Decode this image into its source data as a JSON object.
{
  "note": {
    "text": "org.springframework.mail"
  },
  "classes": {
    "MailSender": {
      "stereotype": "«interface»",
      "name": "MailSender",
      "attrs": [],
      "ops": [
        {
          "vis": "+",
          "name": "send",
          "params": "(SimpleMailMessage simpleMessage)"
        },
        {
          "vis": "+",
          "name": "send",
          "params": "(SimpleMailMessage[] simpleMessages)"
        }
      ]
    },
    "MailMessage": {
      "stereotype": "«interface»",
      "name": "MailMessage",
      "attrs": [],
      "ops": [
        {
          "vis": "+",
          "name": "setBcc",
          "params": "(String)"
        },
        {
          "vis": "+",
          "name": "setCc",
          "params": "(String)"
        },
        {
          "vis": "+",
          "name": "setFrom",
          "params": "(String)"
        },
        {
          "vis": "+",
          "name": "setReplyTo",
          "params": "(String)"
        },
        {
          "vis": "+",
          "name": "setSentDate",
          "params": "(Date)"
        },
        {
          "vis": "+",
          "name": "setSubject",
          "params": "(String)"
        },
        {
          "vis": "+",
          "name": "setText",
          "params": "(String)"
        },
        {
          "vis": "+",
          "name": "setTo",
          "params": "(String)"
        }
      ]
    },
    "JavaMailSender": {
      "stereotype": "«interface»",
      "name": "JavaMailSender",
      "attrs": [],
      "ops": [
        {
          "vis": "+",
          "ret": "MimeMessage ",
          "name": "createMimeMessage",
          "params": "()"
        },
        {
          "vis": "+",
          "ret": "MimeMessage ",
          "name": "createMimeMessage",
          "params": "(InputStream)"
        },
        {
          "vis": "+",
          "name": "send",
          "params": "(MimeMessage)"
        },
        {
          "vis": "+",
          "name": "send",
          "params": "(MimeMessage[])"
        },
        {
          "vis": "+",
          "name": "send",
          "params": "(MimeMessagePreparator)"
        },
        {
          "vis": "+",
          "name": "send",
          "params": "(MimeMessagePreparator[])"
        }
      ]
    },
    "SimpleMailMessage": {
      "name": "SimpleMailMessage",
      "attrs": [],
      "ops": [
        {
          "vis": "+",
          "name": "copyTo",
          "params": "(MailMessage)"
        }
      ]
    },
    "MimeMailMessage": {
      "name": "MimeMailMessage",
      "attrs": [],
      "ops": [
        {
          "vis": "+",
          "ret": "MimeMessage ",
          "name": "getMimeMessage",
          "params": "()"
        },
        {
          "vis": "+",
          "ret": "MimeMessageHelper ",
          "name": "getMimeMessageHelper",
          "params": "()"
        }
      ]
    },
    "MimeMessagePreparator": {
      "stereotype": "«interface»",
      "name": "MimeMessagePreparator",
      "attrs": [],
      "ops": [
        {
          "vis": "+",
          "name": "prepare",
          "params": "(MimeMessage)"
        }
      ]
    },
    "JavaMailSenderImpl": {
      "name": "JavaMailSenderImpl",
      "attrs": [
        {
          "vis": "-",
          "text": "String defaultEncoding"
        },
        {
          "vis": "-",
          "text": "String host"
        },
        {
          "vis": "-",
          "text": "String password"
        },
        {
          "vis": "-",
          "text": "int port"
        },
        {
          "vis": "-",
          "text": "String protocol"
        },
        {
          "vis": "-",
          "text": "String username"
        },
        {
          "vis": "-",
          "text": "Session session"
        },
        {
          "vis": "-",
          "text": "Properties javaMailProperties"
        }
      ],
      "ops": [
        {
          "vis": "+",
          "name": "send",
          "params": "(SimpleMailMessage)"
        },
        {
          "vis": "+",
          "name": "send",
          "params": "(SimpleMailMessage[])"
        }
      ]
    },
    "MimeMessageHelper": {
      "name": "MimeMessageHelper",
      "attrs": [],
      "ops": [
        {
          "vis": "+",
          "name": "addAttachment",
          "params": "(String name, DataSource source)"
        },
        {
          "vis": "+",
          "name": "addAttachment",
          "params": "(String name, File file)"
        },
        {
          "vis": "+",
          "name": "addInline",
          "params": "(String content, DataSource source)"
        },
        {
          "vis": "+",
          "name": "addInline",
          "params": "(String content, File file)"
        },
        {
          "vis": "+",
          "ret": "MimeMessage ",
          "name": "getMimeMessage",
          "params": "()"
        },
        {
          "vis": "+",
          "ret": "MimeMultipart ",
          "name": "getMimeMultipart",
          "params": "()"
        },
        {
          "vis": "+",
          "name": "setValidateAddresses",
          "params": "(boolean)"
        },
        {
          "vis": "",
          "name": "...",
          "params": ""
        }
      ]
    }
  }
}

------------

### Aim
Display every line of the listing that contains the string "MimeMessagePreparator".

### Result below
          "params": "(MimeMessagePreparator)"
          "params": "(MimeMessagePreparator[])"
    "MimeMessagePreparator": {
      "name": "MimeMessagePreparator",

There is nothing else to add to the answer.